Exercise description: Please quote the material exactly, every line of it.

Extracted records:
■ ■ ■ ■ ■ ■ ■

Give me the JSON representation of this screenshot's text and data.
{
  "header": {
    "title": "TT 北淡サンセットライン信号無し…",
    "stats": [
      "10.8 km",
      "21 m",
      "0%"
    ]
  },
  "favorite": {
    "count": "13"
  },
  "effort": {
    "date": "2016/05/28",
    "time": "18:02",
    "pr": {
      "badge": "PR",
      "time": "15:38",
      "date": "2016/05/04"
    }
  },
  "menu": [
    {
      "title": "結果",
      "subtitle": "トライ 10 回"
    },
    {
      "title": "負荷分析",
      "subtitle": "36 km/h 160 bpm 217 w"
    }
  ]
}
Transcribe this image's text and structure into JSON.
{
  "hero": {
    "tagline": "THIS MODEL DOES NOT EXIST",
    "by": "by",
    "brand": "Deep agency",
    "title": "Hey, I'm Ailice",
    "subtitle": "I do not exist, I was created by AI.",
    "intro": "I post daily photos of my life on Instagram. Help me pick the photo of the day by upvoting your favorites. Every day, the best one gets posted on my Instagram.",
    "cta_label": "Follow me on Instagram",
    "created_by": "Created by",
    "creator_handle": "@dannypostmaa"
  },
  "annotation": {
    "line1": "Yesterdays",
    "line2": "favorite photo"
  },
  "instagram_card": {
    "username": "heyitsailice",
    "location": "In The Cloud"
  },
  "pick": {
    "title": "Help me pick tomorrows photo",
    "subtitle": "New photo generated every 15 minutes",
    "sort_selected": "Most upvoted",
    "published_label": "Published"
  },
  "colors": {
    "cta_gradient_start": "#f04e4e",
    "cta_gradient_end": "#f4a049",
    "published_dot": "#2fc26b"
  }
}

■ ■ ■ ■ ■ ■ ■

Expected answer:
Give me the JSON representation of this screenshot's text and data.
{
  "header": {
    "title": "TT 北淡サンセットライン信号無し…",
    "stats": [
      "10.8 km",
      "21 m",
      "0%"
    ]
  },
  "favorite": {
    "count": "13"
  },
  "effort": {
    "date": "2016/05/28",
    "time": "18:02",
    "pr": {
      "badge": "PR",
      "time": "15:38",
      "date": "2016/05/04"
    }
  },
  "menu": [
    {
      "title": "結果",
      "subtitle": "トライ 10 回"
    },
    {
      "title": "負荷分析",
      "subtitle": "36 km/h 160 bpm 217 w"
    }
  ]
}
Transcribe this image's text and structure into JSON.
{
  "hero": {
    "tagline": "THIS MODEL DOES NOT EXIST",
    "by": "by",
    "brand": "Deep agency",
    "title": "Hey, I'm Ailice",
    "subtitle": "I do not exist, I was created by AI.",
    "intro": "I post daily photos of my life on Instagram. Help me pick the photo of the day by upvoting your favorites. Every day, the best one gets posted on my Instagram.",
    "cta_label": "Follow me on Instagram",
    "created_by": "Created by",
    "creator_handle": "@dannypostmaa"
  },
  "annotation": {
    "line1": "Yesterdays",
    "line2": "favorite photo"
  },
  "instagram_card": {
    "username": "heyitsailice",
    "location": "In The Cloud"
  },
  "pick": {
    "title": "Help me pick tomorrows photo",
    "subtitle": "New photo generated every 15 minutes",
    "sort_selected": "Most upvoted",
    "published_label": "Published"
  },
  "colors": {
    "cta_gradient_start": "#f04e4e",
    "cta_gradient_end": "#f4a049",
    "published_dot": "#2fc26b"
  }
}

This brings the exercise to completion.